— STATED PROBLEM —
From the entries below, list each line with "Ennusteen".

___ AVAILABLE DATA ___

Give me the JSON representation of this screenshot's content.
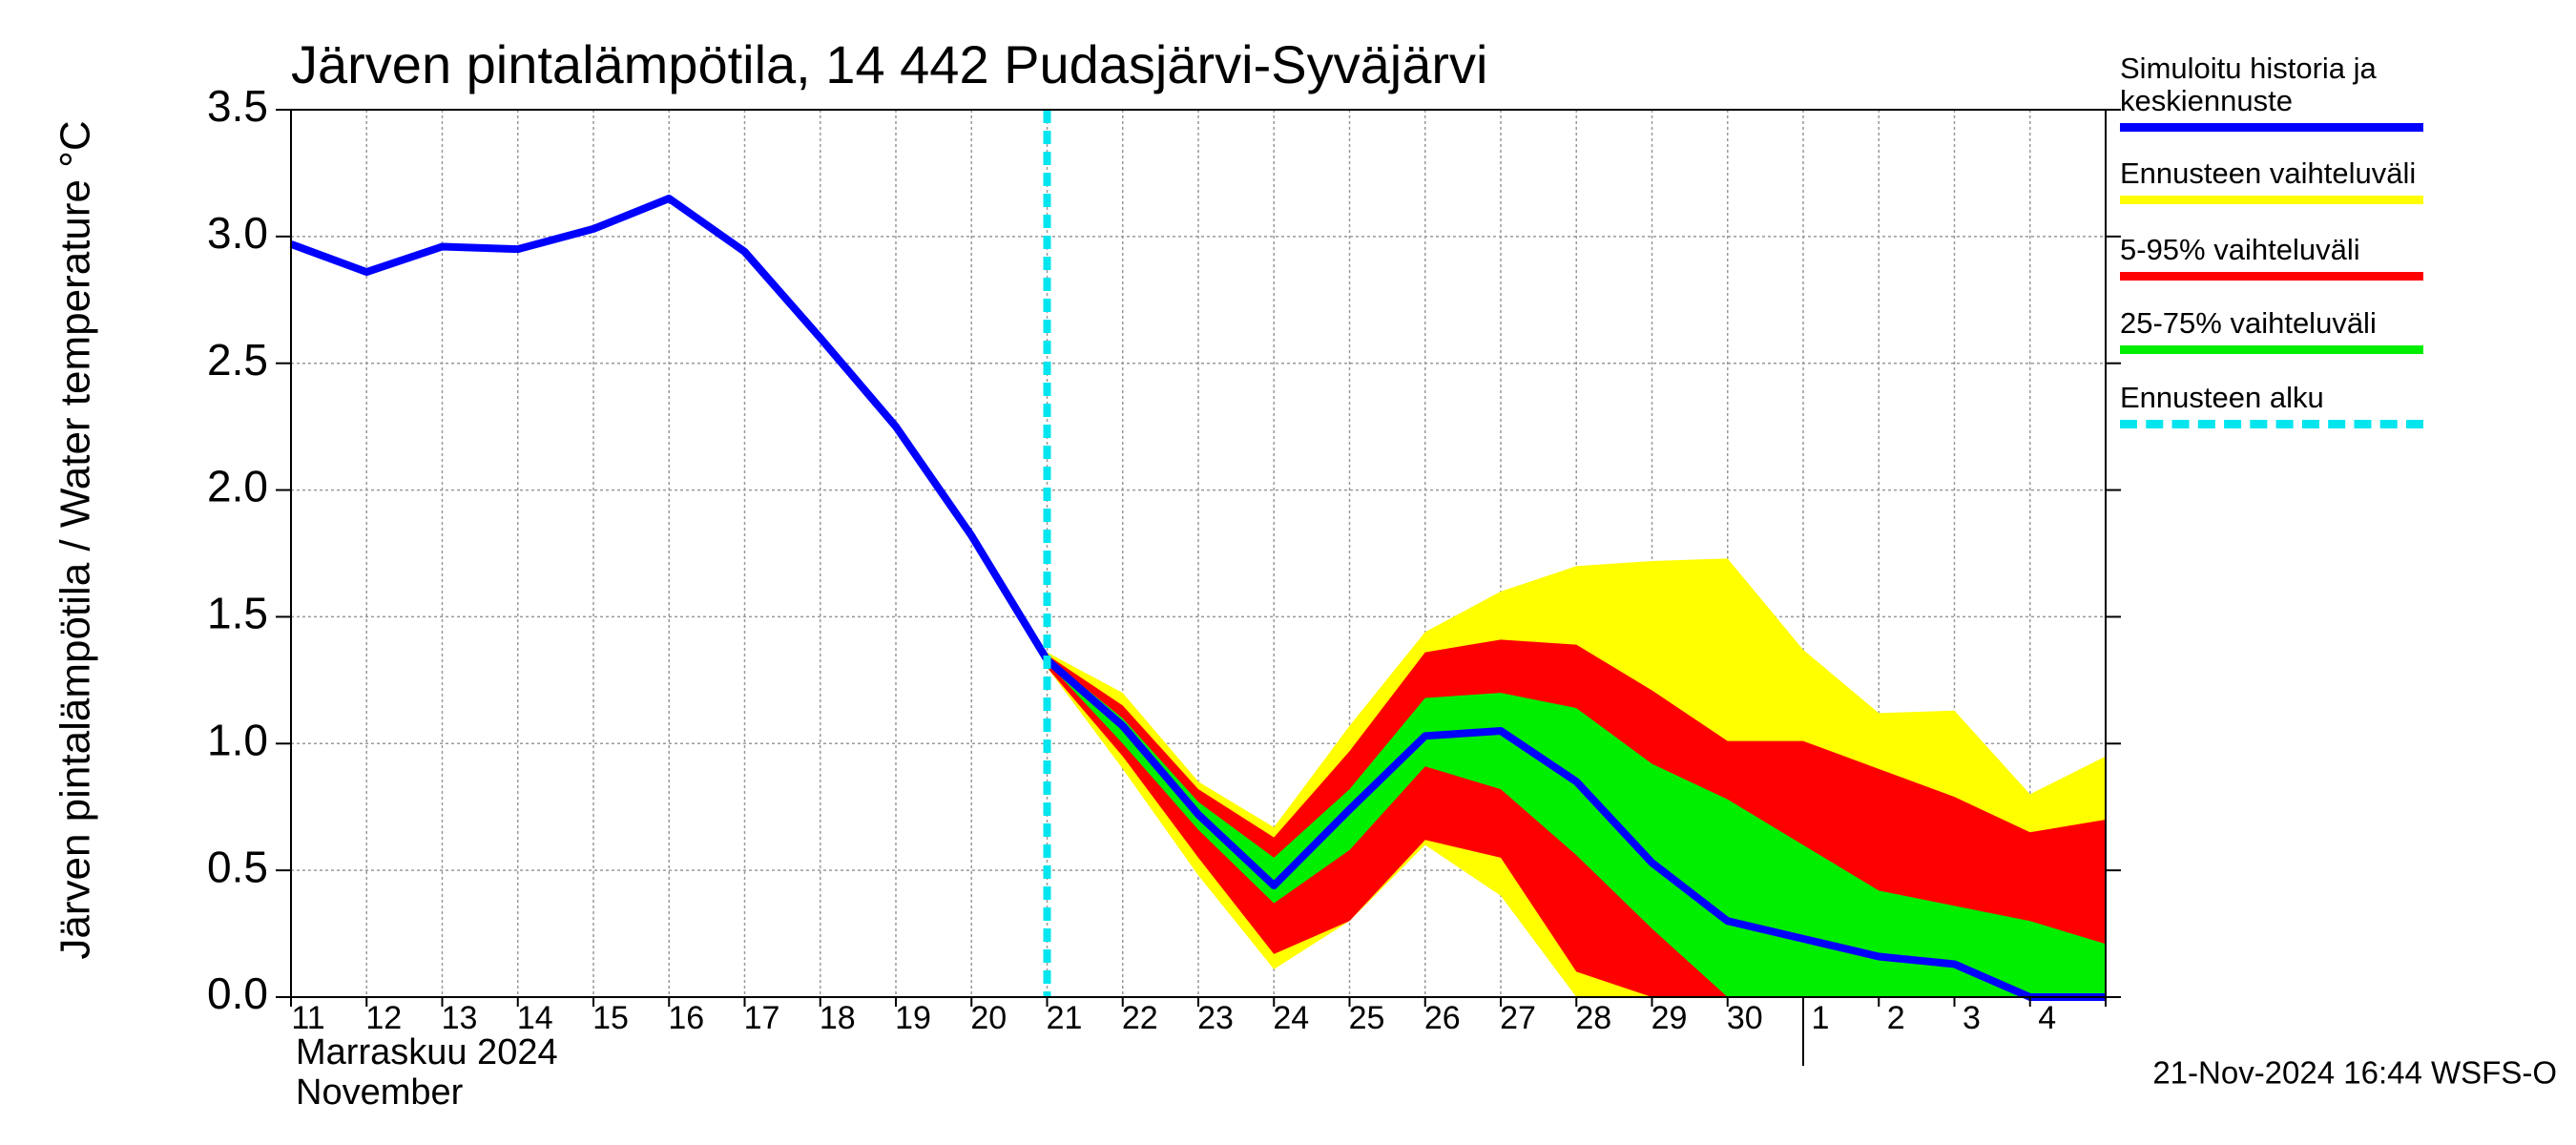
{
  "chart_data": {
    "type": "line",
    "title": "Järven pintalämpötila, 14 442 Pudasjärvi-Syväjärvi",
    "y_label": "Järven pintalämpötila / Water temperature °C",
    "x_label": [
      "Marraskuu 2024",
      "November"
    ],
    "footer": "21-Nov-2024 16:44 WSFS-O",
    "categories": [
      "11",
      "12",
      "13",
      "14",
      "15",
      "16",
      "17",
      "18",
      "19",
      "20",
      "21",
      "22",
      "23",
      "24",
      "25",
      "26",
      "27",
      "28",
      "29",
      "30",
      "1",
      "2",
      "3",
      "4",
      null
    ],
    "ylim": [
      0,
      3.5
    ],
    "yticks": [
      {
        "value": 0,
        "label": "0.0"
      },
      0.5,
      {
        "value": 1,
        "label": "1.0"
      },
      1.5,
      {
        "value": 2,
        "label": "2.0"
      },
      2.5,
      {
        "value": 3,
        "label": "3.0"
      },
      3.5
    ],
    "grid": true,
    "bands": [
      {
        "name": "Ennusteen vaihteluväli",
        "color": "#ffff00",
        "upper": [
          null,
          null,
          null,
          null,
          null,
          null,
          null,
          null,
          null,
          null,
          1.36,
          1.2,
          0.85,
          0.67,
          1.07,
          1.44,
          1.6,
          1.7,
          1.72,
          1.73,
          1.37,
          1.12,
          1.13,
          0.8,
          0.95
        ],
        "lower": [
          null,
          null,
          null,
          null,
          null,
          null,
          null,
          null,
          null,
          null,
          1.3,
          0.9,
          0.48,
          0.11,
          0.3,
          0.6,
          0.4,
          0,
          0,
          0,
          0,
          0,
          0,
          0,
          0
        ]
      },
      {
        "name": "5-95% vaihteluväli",
        "color": "#ff0000",
        "upper": [
          null,
          null,
          null,
          null,
          null,
          null,
          null,
          null,
          null,
          null,
          1.35,
          1.15,
          0.82,
          0.63,
          0.97,
          1.36,
          1.41,
          1.39,
          1.21,
          1.01,
          1.01,
          0.9,
          0.79,
          0.65,
          0.7
        ],
        "lower": [
          null,
          null,
          null,
          null,
          null,
          null,
          null,
          null,
          null,
          null,
          1.3,
          0.95,
          0.55,
          0.17,
          0.3,
          0.62,
          0.55,
          0.1,
          0,
          0,
          0,
          0,
          0,
          0,
          0
        ]
      },
      {
        "name": "25-75% vaihteluväli",
        "color": "#00ee00",
        "upper": [
          null,
          null,
          null,
          null,
          null,
          null,
          null,
          null,
          null,
          null,
          1.34,
          1.1,
          0.77,
          0.55,
          0.82,
          1.18,
          1.2,
          1.14,
          0.92,
          0.78,
          0.6,
          0.42,
          0.36,
          0.3,
          0.21
        ],
        "lower": [
          null,
          null,
          null,
          null,
          null,
          null,
          null,
          null,
          null,
          null,
          1.32,
          1.0,
          0.66,
          0.37,
          0.58,
          0.91,
          0.82,
          0.56,
          0.27,
          0,
          0,
          0,
          0,
          0,
          0
        ]
      }
    ],
    "series": [
      {
        "name": "Simuloitu historia ja keskiennuste",
        "color": "#0000ff",
        "values": [
          2.97,
          2.86,
          2.96,
          2.95,
          3.03,
          3.15,
          2.94,
          2.6,
          2.25,
          1.82,
          1.33,
          1.07,
          0.72,
          0.44,
          0.74,
          1.03,
          1.05,
          0.85,
          0.53,
          0.3,
          0.23,
          0.16,
          0.13,
          0,
          0
        ]
      }
    ],
    "forecast_start": {
      "name": "Ennusteen alku",
      "color": "#00e5ee",
      "x": "21"
    }
  }
}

___

— THE OUTPUT —
        "name": "Ennusteen vaihteluväli",
      "name": "Ennusteen alku",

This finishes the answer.